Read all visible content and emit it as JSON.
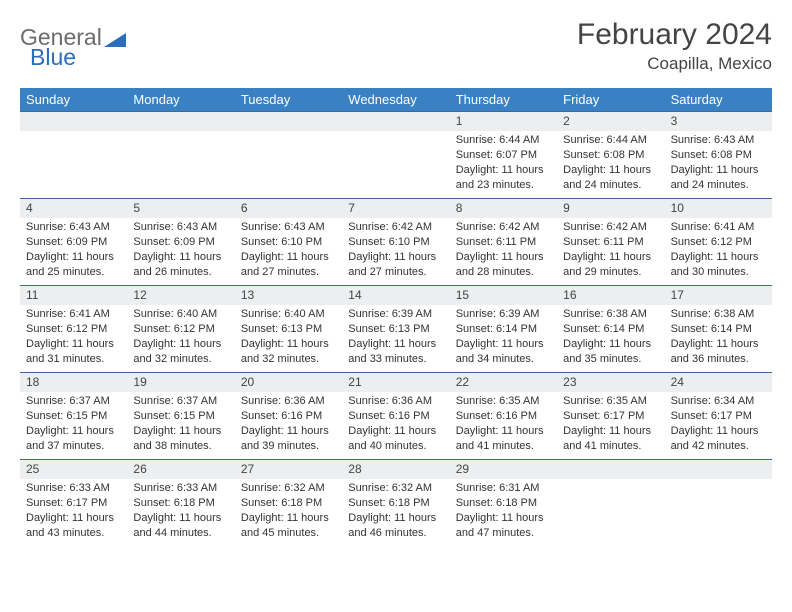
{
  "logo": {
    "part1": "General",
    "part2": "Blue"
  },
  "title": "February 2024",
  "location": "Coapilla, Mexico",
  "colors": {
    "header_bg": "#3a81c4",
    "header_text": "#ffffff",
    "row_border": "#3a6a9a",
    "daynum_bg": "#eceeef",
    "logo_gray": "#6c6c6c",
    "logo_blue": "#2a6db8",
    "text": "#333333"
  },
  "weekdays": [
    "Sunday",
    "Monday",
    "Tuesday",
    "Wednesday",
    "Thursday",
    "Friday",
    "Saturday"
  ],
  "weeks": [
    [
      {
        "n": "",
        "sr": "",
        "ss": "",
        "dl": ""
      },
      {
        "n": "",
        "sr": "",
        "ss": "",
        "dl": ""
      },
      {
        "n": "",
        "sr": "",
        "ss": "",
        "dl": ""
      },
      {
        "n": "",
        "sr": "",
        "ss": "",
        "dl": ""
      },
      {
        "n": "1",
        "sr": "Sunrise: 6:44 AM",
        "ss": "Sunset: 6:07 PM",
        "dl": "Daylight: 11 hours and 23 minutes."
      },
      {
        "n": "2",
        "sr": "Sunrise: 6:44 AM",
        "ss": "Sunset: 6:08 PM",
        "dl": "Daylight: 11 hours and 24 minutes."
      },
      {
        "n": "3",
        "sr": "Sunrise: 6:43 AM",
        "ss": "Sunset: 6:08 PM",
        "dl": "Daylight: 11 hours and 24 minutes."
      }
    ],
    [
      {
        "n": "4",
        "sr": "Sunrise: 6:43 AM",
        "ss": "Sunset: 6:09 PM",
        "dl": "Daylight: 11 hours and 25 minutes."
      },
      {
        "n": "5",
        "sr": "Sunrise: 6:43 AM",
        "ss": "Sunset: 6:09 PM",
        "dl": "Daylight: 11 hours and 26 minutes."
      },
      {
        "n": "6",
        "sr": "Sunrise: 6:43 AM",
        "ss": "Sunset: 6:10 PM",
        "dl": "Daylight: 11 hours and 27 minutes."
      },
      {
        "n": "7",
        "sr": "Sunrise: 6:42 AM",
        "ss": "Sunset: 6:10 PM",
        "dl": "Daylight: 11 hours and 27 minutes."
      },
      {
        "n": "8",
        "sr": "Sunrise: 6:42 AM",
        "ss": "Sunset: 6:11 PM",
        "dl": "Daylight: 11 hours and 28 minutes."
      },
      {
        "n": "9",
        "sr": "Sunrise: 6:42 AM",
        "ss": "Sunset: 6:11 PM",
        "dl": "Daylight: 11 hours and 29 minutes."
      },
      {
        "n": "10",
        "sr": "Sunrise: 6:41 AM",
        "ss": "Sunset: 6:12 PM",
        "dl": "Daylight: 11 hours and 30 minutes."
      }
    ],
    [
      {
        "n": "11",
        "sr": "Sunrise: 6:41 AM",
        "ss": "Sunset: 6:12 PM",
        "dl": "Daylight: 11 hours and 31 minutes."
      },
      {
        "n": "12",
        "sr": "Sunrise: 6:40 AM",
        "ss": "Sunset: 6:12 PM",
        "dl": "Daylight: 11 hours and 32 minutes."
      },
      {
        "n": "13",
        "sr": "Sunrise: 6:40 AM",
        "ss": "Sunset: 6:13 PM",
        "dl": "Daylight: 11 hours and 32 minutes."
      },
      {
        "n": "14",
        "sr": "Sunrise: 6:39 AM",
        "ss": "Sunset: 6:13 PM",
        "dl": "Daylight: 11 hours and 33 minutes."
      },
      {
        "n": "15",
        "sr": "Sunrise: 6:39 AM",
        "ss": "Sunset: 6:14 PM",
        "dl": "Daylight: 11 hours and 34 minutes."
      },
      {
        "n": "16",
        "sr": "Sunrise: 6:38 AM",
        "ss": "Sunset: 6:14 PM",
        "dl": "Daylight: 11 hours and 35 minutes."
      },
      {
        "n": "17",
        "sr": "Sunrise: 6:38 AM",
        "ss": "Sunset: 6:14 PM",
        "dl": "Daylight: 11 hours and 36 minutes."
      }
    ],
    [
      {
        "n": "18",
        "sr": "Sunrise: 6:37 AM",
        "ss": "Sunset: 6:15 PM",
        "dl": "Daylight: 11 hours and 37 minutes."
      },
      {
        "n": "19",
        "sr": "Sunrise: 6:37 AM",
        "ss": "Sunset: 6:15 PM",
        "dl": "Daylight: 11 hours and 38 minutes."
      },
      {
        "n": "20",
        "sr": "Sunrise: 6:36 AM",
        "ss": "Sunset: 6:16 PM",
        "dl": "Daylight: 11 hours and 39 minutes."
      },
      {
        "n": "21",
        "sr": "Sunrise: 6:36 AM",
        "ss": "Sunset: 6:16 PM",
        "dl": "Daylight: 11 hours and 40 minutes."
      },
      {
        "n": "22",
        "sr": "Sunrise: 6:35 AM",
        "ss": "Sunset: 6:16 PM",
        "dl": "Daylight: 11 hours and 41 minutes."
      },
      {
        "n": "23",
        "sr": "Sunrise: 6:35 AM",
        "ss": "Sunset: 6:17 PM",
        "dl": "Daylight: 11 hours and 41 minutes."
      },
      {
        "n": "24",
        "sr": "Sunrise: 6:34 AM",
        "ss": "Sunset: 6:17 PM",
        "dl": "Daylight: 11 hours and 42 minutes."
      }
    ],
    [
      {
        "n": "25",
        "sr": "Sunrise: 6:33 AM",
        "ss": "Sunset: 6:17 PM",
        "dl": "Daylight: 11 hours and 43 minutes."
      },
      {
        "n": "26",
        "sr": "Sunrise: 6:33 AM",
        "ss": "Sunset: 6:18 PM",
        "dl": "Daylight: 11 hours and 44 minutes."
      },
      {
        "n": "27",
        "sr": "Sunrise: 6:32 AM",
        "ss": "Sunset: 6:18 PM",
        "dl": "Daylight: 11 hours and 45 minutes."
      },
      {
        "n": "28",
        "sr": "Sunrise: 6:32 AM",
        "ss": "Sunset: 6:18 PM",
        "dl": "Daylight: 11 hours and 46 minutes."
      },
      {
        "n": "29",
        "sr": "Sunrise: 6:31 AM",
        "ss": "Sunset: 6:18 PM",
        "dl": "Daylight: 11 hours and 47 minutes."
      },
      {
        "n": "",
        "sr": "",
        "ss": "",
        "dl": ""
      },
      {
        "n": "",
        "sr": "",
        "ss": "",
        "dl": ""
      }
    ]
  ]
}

=-=-=

Aim of the task:
Output every entry exactly as given; pictures are not part of the copy.

Answer to this problem:
Read all visible content and emit it as JSON.
{
  "logo": {
    "part1": "General",
    "part2": "Blue"
  },
  "title": "February 2024",
  "location": "Coapilla, Mexico",
  "colors": {
    "header_bg": "#3a81c4",
    "header_text": "#ffffff",
    "row_border": "#3a6a9a",
    "daynum_bg": "#eceeef",
    "logo_gray": "#6c6c6c",
    "logo_blue": "#2a6db8",
    "text": "#333333"
  },
  "weekdays": [
    "Sunday",
    "Monday",
    "Tuesday",
    "Wednesday",
    "Thursday",
    "Friday",
    "Saturday"
  ],
  "weeks": [
    [
      {
        "n": "",
        "sr": "",
        "ss": "",
        "dl": ""
      },
      {
        "n": "",
        "sr": "",
        "ss": "",
        "dl": ""
      },
      {
        "n": "",
        "sr": "",
        "ss": "",
        "dl": ""
      },
      {
        "n": "",
        "sr": "",
        "ss": "",
        "dl": ""
      },
      {
        "n": "1",
        "sr": "Sunrise: 6:44 AM",
        "ss": "Sunset: 6:07 PM",
        "dl": "Daylight: 11 hours and 23 minutes."
      },
      {
        "n": "2",
        "sr": "Sunrise: 6:44 AM",
        "ss": "Sunset: 6:08 PM",
        "dl": "Daylight: 11 hours and 24 minutes."
      },
      {
        "n": "3",
        "sr": "Sunrise: 6:43 AM",
        "ss": "Sunset: 6:08 PM",
        "dl": "Daylight: 11 hours and 24 minutes."
      }
    ],
    [
      {
        "n": "4",
        "sr": "Sunrise: 6:43 AM",
        "ss": "Sunset: 6:09 PM",
        "dl": "Daylight: 11 hours and 25 minutes."
      },
      {
        "n": "5",
        "sr": "Sunrise: 6:43 AM",
        "ss": "Sunset: 6:09 PM",
        "dl": "Daylight: 11 hours and 26 minutes."
      },
      {
        "n": "6",
        "sr": "Sunrise: 6:43 AM",
        "ss": "Sunset: 6:10 PM",
        "dl": "Daylight: 11 hours and 27 minutes."
      },
      {
        "n": "7",
        "sr": "Sunrise: 6:42 AM",
        "ss": "Sunset: 6:10 PM",
        "dl": "Daylight: 11 hours and 27 minutes."
      },
      {
        "n": "8",
        "sr": "Sunrise: 6:42 AM",
        "ss": "Sunset: 6:11 PM",
        "dl": "Daylight: 11 hours and 28 minutes."
      },
      {
        "n": "9",
        "sr": "Sunrise: 6:42 AM",
        "ss": "Sunset: 6:11 PM",
        "dl": "Daylight: 11 hours and 29 minutes."
      },
      {
        "n": "10",
        "sr": "Sunrise: 6:41 AM",
        "ss": "Sunset: 6:12 PM",
        "dl": "Daylight: 11 hours and 30 minutes."
      }
    ],
    [
      {
        "n": "11",
        "sr": "Sunrise: 6:41 AM",
        "ss": "Sunset: 6:12 PM",
        "dl": "Daylight: 11 hours and 31 minutes."
      },
      {
        "n": "12",
        "sr": "Sunrise: 6:40 AM",
        "ss": "Sunset: 6:12 PM",
        "dl": "Daylight: 11 hours and 32 minutes."
      },
      {
        "n": "13",
        "sr": "Sunrise: 6:40 AM",
        "ss": "Sunset: 6:13 PM",
        "dl": "Daylight: 11 hours and 32 minutes."
      },
      {
        "n": "14",
        "sr": "Sunrise: 6:39 AM",
        "ss": "Sunset: 6:13 PM",
        "dl": "Daylight: 11 hours and 33 minutes."
      },
      {
        "n": "15",
        "sr": "Sunrise: 6:39 AM",
        "ss": "Sunset: 6:14 PM",
        "dl": "Daylight: 11 hours and 34 minutes."
      },
      {
        "n": "16",
        "sr": "Sunrise: 6:38 AM",
        "ss": "Sunset: 6:14 PM",
        "dl": "Daylight: 11 hours and 35 minutes."
      },
      {
        "n": "17",
        "sr": "Sunrise: 6:38 AM",
        "ss": "Sunset: 6:14 PM",
        "dl": "Daylight: 11 hours and 36 minutes."
      }
    ],
    [
      {
        "n": "18",
        "sr": "Sunrise: 6:37 AM",
        "ss": "Sunset: 6:15 PM",
        "dl": "Daylight: 11 hours and 37 minutes."
      },
      {
        "n": "19",
        "sr": "Sunrise: 6:37 AM",
        "ss": "Sunset: 6:15 PM",
        "dl": "Daylight: 11 hours and 38 minutes."
      },
      {
        "n": "20",
        "sr": "Sunrise: 6:36 AM",
        "ss": "Sunset: 6:16 PM",
        "dl": "Daylight: 11 hours and 39 minutes."
      },
      {
        "n": "21",
        "sr": "Sunrise: 6:36 AM",
        "ss": "Sunset: 6:16 PM",
        "dl": "Daylight: 11 hours and 40 minutes."
      },
      {
        "n": "22",
        "sr": "Sunrise: 6:35 AM",
        "ss": "Sunset: 6:16 PM",
        "dl": "Daylight: 11 hours and 41 minutes."
      },
      {
        "n": "23",
        "sr": "Sunrise: 6:35 AM",
        "ss": "Sunset: 6:17 PM",
        "dl": "Daylight: 11 hours and 41 minutes."
      },
      {
        "n": "24",
        "sr": "Sunrise: 6:34 AM",
        "ss": "Sunset: 6:17 PM",
        "dl": "Daylight: 11 hours and 42 minutes."
      }
    ],
    [
      {
        "n": "25",
        "sr": "Sunrise: 6:33 AM",
        "ss": "Sunset: 6:17 PM",
        "dl": "Daylight: 11 hours and 43 minutes."
      },
      {
        "n": "26",
        "sr": "Sunrise: 6:33 AM",
        "ss": "Sunset: 6:18 PM",
        "dl": "Daylight: 11 hours and 44 minutes."
      },
      {
        "n": "27",
        "sr": "Sunrise: 6:32 AM",
        "ss": "Sunset: 6:18 PM",
        "dl": "Daylight: 11 hours and 45 minutes."
      },
      {
        "n": "28",
        "sr": "Sunrise: 6:32 AM",
        "ss": "Sunset: 6:18 PM",
        "dl": "Daylight: 11 hours and 46 minutes."
      },
      {
        "n": "29",
        "sr": "Sunrise: 6:31 AM",
        "ss": "Sunset: 6:18 PM",
        "dl": "Daylight: 11 hours and 47 minutes."
      },
      {
        "n": "",
        "sr": "",
        "ss": "",
        "dl": ""
      },
      {
        "n": "",
        "sr": "",
        "ss": "",
        "dl": ""
      }
    ]
  ]
}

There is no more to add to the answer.